--- BEGIN ---

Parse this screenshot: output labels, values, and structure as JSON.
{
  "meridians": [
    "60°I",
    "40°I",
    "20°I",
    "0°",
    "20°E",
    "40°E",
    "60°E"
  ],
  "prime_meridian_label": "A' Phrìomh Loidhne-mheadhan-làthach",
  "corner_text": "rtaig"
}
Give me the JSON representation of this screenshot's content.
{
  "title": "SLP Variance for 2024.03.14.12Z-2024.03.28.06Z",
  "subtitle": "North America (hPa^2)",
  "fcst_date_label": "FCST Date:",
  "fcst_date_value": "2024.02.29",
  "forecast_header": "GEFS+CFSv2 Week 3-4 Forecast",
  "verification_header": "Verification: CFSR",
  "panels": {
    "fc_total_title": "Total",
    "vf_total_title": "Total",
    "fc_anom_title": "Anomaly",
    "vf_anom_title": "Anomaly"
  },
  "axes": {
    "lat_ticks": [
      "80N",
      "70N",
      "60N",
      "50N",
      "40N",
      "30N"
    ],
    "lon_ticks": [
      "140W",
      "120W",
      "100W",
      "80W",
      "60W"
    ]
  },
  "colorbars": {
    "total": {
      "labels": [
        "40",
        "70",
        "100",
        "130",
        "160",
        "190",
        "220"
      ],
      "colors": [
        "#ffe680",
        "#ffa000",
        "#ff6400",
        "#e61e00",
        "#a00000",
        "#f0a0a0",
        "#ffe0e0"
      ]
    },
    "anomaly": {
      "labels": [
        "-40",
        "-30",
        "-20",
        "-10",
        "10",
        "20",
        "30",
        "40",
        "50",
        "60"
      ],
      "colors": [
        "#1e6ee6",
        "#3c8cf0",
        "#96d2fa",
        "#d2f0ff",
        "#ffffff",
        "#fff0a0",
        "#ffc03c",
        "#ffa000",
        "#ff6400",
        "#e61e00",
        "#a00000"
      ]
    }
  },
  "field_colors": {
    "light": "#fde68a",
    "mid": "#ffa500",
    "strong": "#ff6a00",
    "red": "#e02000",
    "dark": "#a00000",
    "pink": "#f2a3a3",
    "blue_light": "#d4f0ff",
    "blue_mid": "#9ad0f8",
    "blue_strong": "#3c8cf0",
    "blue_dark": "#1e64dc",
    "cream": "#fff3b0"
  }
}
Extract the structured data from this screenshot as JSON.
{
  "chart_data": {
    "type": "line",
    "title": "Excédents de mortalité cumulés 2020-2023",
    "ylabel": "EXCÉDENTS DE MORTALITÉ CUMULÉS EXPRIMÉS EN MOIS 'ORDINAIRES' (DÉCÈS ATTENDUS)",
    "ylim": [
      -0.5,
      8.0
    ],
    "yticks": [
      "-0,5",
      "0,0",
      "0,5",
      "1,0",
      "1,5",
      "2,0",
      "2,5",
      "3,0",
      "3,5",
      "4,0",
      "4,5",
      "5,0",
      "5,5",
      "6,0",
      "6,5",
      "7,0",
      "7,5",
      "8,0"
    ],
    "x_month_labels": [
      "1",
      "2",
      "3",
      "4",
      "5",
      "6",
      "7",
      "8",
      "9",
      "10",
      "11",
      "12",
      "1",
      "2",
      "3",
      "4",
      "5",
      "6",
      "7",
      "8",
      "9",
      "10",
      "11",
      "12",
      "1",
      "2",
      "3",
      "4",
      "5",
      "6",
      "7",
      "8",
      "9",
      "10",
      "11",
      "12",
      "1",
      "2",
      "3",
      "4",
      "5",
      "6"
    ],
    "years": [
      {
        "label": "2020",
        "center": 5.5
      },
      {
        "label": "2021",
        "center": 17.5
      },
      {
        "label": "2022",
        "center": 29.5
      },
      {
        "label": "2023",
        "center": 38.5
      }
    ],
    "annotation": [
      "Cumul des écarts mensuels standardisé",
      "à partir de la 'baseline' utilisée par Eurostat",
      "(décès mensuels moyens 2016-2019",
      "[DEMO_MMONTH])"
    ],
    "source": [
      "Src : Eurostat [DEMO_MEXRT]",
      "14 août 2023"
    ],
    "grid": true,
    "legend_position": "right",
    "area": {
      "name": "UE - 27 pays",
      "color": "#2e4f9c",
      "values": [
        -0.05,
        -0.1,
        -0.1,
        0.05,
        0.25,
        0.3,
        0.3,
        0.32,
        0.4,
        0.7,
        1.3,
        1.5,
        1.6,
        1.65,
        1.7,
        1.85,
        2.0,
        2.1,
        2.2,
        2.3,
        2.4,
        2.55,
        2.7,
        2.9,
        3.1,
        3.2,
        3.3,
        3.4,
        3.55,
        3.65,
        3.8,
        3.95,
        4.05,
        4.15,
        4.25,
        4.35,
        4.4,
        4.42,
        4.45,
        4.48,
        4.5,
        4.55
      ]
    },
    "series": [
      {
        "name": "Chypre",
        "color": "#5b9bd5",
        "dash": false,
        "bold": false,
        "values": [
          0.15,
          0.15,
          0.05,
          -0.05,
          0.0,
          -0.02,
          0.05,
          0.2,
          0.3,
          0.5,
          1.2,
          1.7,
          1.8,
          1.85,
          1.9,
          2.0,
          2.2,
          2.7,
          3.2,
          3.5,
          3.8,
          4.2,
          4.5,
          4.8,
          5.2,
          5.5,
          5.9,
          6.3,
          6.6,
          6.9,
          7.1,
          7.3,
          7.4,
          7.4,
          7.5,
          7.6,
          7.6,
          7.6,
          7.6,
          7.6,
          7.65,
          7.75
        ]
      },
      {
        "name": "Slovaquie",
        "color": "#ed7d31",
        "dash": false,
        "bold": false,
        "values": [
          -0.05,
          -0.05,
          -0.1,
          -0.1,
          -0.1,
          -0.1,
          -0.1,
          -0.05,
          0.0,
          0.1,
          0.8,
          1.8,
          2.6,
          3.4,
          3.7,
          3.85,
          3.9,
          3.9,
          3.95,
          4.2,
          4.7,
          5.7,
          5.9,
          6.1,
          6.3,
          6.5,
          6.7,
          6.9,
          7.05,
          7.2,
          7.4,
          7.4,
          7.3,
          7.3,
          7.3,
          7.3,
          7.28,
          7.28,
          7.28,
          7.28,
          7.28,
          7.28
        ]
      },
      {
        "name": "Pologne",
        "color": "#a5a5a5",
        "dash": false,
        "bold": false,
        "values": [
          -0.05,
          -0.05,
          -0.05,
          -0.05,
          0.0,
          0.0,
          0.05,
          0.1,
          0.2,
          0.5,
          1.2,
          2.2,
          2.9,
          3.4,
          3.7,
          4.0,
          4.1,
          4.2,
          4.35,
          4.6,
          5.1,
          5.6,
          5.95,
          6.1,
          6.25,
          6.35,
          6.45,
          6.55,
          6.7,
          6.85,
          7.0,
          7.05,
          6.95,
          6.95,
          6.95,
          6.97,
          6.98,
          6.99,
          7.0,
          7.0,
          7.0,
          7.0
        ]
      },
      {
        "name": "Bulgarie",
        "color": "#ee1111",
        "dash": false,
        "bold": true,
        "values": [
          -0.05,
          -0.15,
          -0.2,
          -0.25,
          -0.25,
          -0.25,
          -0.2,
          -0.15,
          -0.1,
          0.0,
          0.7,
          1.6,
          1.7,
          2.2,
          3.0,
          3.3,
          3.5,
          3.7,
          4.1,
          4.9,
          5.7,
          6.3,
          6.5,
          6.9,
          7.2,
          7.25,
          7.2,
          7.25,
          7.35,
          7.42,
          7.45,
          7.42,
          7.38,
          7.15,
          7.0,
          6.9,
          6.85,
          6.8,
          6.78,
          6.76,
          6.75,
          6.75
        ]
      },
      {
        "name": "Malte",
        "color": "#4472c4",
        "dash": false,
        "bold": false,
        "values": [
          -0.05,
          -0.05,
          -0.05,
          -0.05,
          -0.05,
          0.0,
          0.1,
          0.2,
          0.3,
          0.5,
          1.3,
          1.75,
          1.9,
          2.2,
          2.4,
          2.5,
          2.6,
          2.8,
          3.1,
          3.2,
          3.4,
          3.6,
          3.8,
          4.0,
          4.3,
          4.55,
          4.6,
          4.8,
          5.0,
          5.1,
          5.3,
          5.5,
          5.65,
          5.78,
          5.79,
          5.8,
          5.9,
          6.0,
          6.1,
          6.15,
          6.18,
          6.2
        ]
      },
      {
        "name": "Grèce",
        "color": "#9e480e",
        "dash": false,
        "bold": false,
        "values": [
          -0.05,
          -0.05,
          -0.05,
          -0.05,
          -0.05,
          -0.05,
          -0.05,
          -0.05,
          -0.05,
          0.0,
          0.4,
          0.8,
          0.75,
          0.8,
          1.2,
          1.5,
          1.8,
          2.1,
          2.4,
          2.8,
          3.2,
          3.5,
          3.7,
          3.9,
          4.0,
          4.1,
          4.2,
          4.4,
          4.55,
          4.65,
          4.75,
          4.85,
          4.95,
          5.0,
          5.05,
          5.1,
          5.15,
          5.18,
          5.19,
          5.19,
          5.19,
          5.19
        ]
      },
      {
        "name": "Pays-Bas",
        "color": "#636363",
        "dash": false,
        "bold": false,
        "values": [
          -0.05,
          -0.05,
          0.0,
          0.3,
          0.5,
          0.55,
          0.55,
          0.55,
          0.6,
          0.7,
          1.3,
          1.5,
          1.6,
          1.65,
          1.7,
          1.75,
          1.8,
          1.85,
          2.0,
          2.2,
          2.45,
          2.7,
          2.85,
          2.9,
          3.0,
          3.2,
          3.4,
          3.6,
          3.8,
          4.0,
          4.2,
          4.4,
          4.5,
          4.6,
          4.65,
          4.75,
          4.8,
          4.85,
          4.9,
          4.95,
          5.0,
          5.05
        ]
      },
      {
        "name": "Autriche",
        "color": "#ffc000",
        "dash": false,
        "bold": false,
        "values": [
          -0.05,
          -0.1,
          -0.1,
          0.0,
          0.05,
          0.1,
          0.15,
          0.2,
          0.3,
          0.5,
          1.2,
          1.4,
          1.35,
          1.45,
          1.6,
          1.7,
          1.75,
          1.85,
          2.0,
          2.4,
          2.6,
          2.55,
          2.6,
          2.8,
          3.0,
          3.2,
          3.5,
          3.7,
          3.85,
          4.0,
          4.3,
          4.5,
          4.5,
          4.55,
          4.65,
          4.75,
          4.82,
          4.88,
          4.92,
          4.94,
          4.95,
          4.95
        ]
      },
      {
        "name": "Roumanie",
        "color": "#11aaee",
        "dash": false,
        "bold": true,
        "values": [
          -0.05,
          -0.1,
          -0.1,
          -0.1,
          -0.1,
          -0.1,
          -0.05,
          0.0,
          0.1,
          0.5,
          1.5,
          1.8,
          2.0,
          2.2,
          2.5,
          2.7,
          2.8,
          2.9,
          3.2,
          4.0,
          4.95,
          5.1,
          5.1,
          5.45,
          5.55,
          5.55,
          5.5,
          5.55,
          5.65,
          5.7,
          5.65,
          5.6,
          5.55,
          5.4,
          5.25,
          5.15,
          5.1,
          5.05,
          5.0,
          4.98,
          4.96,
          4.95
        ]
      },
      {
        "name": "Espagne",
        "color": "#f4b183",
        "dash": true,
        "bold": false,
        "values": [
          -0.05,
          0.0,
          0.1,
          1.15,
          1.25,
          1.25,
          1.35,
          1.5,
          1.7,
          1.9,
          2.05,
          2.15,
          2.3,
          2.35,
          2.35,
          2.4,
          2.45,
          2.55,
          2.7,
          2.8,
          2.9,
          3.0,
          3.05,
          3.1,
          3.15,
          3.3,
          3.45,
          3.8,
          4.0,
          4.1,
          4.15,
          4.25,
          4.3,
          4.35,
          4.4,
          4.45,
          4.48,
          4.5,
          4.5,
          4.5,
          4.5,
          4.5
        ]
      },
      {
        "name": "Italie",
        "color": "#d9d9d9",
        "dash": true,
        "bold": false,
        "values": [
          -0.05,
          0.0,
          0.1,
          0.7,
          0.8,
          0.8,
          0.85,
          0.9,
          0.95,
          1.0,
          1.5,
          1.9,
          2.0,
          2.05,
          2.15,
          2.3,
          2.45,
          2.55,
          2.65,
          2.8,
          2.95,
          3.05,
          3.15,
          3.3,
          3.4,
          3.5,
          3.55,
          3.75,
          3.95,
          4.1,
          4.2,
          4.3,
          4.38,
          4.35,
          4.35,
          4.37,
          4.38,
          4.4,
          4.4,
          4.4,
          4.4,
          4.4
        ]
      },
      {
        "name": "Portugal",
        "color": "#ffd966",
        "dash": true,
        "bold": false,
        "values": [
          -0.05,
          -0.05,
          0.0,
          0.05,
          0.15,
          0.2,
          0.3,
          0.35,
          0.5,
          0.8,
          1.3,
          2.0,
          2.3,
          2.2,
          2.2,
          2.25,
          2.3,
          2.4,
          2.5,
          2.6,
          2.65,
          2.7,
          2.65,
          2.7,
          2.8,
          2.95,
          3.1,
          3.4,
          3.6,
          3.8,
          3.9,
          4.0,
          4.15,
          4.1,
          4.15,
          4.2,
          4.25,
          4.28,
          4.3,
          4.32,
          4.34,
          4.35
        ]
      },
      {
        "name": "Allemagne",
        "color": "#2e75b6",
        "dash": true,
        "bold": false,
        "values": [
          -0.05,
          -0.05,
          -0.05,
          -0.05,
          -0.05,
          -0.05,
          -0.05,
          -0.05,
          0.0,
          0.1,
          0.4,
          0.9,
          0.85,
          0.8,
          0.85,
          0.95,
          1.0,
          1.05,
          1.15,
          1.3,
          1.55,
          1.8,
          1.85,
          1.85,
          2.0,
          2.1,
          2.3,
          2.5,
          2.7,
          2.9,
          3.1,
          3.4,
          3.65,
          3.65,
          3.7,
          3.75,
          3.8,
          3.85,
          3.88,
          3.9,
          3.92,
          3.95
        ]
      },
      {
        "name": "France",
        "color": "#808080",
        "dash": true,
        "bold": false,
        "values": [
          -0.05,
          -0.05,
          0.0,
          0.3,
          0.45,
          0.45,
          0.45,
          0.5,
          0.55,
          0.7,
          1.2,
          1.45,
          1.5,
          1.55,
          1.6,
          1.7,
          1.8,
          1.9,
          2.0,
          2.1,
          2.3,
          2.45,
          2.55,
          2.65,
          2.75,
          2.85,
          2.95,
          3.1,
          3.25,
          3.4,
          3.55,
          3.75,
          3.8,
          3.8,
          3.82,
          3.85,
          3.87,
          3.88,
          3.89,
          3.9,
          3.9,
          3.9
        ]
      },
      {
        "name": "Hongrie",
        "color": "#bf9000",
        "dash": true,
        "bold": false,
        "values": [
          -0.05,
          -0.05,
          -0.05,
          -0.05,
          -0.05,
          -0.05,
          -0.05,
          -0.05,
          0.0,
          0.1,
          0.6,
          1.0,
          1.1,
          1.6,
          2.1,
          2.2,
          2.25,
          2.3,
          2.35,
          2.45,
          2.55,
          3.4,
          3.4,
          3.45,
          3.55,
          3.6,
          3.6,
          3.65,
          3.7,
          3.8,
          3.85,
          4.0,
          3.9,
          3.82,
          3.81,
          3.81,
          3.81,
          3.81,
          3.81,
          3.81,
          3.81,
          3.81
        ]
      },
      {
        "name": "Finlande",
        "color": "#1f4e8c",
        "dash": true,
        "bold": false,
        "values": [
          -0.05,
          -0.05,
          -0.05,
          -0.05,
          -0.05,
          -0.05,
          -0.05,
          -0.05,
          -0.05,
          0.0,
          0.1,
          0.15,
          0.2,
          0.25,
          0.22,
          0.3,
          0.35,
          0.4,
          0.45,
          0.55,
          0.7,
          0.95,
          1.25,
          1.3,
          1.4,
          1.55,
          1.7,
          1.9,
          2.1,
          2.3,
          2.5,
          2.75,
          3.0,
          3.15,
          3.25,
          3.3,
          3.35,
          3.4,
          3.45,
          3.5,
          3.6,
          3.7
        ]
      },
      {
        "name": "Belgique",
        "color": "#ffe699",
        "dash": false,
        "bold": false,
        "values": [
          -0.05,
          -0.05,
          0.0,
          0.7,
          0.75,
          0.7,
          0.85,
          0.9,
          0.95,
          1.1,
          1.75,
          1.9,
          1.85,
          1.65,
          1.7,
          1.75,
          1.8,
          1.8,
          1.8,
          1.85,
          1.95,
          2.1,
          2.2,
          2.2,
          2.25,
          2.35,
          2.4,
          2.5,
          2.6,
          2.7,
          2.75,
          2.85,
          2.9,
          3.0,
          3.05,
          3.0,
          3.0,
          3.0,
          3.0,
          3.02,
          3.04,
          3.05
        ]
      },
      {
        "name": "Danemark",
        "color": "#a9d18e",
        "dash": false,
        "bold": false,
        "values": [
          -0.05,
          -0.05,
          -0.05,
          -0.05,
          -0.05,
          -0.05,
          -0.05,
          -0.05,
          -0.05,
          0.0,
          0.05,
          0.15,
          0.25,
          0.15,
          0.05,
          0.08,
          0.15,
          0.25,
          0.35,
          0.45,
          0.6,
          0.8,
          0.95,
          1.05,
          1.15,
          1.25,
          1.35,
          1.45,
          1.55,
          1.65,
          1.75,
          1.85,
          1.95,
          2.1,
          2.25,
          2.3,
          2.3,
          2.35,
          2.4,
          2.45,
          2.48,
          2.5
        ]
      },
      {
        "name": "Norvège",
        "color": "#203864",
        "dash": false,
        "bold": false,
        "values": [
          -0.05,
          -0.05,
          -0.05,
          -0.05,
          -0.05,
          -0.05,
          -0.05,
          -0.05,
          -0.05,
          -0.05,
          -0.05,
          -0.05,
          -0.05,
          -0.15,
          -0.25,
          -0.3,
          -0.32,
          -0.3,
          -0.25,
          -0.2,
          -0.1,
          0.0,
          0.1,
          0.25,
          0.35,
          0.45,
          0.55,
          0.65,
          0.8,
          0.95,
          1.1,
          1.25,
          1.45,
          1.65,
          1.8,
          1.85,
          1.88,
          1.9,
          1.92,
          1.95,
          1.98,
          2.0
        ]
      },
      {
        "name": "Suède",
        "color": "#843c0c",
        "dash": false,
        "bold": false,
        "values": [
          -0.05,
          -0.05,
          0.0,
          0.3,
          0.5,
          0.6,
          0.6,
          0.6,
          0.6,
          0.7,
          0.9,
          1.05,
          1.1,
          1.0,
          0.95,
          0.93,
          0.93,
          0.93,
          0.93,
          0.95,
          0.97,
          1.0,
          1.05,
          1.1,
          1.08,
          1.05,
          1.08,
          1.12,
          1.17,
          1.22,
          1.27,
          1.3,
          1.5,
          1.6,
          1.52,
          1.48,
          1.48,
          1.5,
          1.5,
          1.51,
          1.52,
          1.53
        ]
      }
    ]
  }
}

--- END ---

* _Aim of the task_: Select all lines in the listing above where the word "mensuels" appears, and show them.

* _Result of the task_:
      "Cumul des écarts mensuels standardisé",
      "(décès mensuels moyens 2016-2019",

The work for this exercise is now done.